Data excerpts
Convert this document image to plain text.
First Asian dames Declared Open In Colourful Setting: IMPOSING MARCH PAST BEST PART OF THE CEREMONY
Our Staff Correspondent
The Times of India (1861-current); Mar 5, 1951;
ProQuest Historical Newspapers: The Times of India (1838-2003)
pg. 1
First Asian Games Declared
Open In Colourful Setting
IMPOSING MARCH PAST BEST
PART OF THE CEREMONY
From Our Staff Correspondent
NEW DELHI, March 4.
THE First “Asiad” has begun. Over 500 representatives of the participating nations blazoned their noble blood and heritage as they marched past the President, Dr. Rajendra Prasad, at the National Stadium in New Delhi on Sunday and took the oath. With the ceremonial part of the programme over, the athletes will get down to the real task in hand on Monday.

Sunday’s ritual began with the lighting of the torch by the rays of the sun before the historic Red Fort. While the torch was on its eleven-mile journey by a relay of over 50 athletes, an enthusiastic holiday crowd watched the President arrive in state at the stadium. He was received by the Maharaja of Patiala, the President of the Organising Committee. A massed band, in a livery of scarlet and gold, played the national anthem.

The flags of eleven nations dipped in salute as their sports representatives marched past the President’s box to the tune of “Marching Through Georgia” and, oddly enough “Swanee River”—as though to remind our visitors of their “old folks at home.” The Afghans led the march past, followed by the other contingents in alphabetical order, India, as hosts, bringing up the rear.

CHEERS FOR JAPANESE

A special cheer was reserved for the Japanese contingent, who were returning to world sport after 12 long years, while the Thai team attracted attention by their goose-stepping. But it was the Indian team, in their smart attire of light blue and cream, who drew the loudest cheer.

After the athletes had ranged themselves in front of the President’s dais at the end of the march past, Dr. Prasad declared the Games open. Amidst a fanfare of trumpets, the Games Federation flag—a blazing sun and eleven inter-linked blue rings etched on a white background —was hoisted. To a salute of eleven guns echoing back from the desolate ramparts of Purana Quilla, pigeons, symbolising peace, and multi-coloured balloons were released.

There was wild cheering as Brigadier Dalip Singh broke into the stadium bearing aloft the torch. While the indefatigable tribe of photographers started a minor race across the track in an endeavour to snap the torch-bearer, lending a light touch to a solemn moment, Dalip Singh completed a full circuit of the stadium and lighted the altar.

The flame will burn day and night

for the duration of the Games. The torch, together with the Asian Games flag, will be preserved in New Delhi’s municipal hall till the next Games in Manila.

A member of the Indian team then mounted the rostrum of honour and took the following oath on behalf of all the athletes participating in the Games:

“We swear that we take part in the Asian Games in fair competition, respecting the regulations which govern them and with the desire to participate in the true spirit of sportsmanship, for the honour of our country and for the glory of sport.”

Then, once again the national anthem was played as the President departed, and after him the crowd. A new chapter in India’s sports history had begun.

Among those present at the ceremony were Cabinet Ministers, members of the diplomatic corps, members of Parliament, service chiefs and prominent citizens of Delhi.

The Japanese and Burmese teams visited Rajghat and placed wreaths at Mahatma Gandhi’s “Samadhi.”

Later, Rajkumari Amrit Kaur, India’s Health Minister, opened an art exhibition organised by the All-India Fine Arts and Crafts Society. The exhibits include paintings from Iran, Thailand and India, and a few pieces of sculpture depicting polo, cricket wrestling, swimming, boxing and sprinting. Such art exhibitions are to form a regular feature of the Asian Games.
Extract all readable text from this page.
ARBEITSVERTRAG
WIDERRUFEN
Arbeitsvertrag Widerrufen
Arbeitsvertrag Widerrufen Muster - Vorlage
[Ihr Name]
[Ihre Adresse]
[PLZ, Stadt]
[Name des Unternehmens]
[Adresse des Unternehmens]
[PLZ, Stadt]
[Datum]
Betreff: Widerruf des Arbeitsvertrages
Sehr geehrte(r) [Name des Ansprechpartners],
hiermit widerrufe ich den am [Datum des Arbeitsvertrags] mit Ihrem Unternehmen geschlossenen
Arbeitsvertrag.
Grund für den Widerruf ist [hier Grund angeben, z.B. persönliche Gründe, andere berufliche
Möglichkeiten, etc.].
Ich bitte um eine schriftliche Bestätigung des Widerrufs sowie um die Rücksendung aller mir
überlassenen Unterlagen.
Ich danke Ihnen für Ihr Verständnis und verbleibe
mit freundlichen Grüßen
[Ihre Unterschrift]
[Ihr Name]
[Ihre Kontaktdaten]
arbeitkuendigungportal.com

§ What to work on
The records above should be repeated in full, exactly as given.

§ The output
Convert this document image to plain text.
First Asian dames Declared Open In Colourful Setting: IMPOSING MARCH PAST BEST PART OF THE CEREMONY
Our Staff Correspondent
The Times of India (1861-current); Mar 5, 1951;
ProQuest Historical Newspapers: The Times of India (1838-2003)
pg. 1
First Asian Games Declared
Open In Colourful Setting
IMPOSING MARCH PAST BEST
PART OF THE CEREMONY
From Our Staff Correspondent
NEW DELHI, March 4.
THE First “Asiad” has begun. Over 500 representatives of the participating nations blazoned their noble blood and heritage as they marched past the President, Dr. Rajendra Prasad, at the National Stadium in New Delhi on Sunday and took the oath. With the ceremonial part of the programme over, the athletes will get down to the real task in hand on Monday.

Sunday’s ritual began with the lighting of the torch by the rays of the sun before the historic Red Fort. While the torch was on its eleven-mile journey by a relay of over 50 athletes, an enthusiastic holiday crowd watched the President arrive in state at the stadium. He was received by the Maharaja of Patiala, the President of the Organising Committee. A massed band, in a livery of scarlet and gold, played the national anthem.

The flags of eleven nations dipped in salute as their sports representatives marched past the President’s box to the tune of “Marching Through Georgia” and, oddly enough “Swanee River”—as though to remind our visitors of their “old folks at home.” The Afghans led the march past, followed by the other contingents in alphabetical order, India, as hosts, bringing up the rear.

CHEERS FOR JAPANESE

A special cheer was reserved for the Japanese contingent, who were returning to world sport after 12 long years, while the Thai team attracted attention by their goose-stepping. But it was the Indian team, in their smart attire of light blue and cream, who drew the loudest cheer.

After the athletes had ranged themselves in front of the President’s dais at the end of the march past, Dr. Prasad declared the Games open. Amidst a fanfare of trumpets, the Games Federation flag—a blazing sun and eleven inter-linked blue rings etched on a white background —was hoisted. To a salute of eleven guns echoing back from the desolate ramparts of Purana Quilla, pigeons, symbolising peace, and multi-coloured balloons were released.

There was wild cheering as Brigadier Dalip Singh broke into the stadium bearing aloft the torch. While the indefatigable tribe of photographers started a minor race across the track in an endeavour to snap the torch-bearer, lending a light touch to a solemn moment, Dalip Singh completed a full circuit of the stadium and lighted the altar.

The flame will burn day and night

for the duration of the Games. The torch, together with the Asian Games flag, will be preserved in New Delhi’s municipal hall till the next Games in Manila.

A member of the Indian team then mounted the rostrum of honour and took the following oath on behalf of all the athletes participating in the Games:

“We swear that we take part in the Asian Games in fair competition, respecting the regulations which govern them and with the desire to participate in the true spirit of sportsmanship, for the honour of our country and for the glory of sport.”

Then, once again the national anthem was played as the President departed, and after him the crowd. A new chapter in India’s sports history had begun.

Among those present at the ceremony were Cabinet Ministers, members of the diplomatic corps, members of Parliament, service chiefs and prominent citizens of Delhi.

The Japanese and Burmese teams visited Rajghat and placed wreaths at Mahatma Gandhi’s “Samadhi.”

Later, Rajkumari Amrit Kaur, India’s Health Minister, opened an art exhibition organised by the All-India Fine Arts and Crafts Society. The exhibits include paintings from Iran, Thailand and India, and a few pieces of sculpture depicting polo, cricket wrestling, swimming, boxing and sprinting. Such art exhibitions are to form a regular feature of the Asian Games.
Extract all readable text from this page.
ARBEITSVERTRAG
WIDERRUFEN
Arbeitsvertrag Widerrufen
Arbeitsvertrag Widerrufen Muster - Vorlage
[Ihr Name]
[Ihre Adresse]
[PLZ, Stadt]
[Name des Unternehmens]
[Adresse des Unternehmens]
[PLZ, Stadt]
[Datum]
Betreff: Widerruf des Arbeitsvertrages
Sehr geehrte(r) [Name des Ansprechpartners],
hiermit widerrufe ich den am [Datum des Arbeitsvertrags] mit Ihrem Unternehmen geschlossenen
Arbeitsvertrag.
Grund für den Widerruf ist [hier Grund angeben, z.B. persönliche Gründe, andere berufliche
Möglichkeiten, etc.].
Ich bitte um eine schriftliche Bestätigung des Widerrufs sowie um die Rücksendung aller mir
überlassenen Unterlagen.
Ich danke Ihnen für Ihr Verständnis und verbleibe
mit freundlichen Grüßen
[Ihre Unterschrift]
[Ihr Name]
[Ihre Kontaktdaten]
arbeitkuendigungportal.com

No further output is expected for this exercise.